What is expected:
Skip the pictures and extract all of the lines exactly as written.

Data entries:
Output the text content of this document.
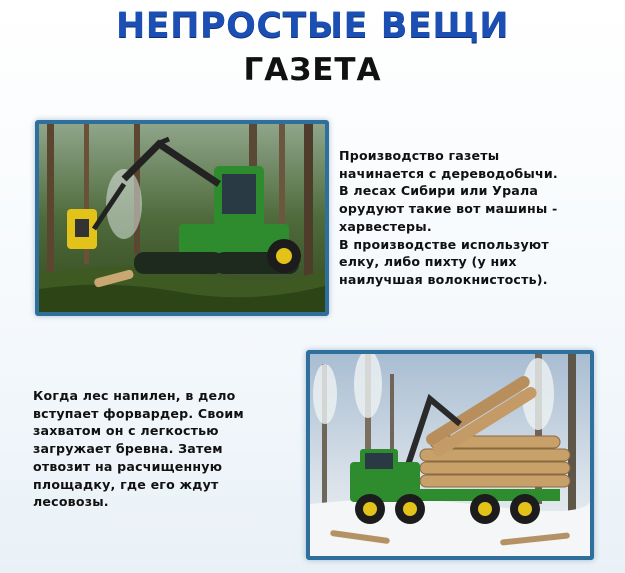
НЕПРОСТЫЕ ВЕЩИ
ГАЗЕТА
Производство газеты
начинается с дереводобычи.
В лесах Сибири или Урала
орудуют такие вот машины -
харвестеры.
В производстве используют
елку, либо пихту (у них
наилучшая волокнистость).
Когда лес напилен, в дело
вступает форвардер. Своим
захватом он с легкостью
загружает бревна. Затем
отвозит на расчищенную
площадку, где его ждут
лесовозы.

Written answer:
Output the text content of this document.
НЕПРОСТЫЕ ВЕЩИ
ГАЗЕТА
Производство газеты
начинается с дереводобычи.
В лесах Сибири или Урала
орудуют такие вот машины -
харвестеры.
В производстве используют
елку, либо пихту (у них
наилучшая волокнистость).
Когда лес напилен, в дело
вступает форвардер. Своим
захватом он с легкостью
загружает бревна. Затем
отвозит на расчищенную
площадку, где его ждут
лесовозы.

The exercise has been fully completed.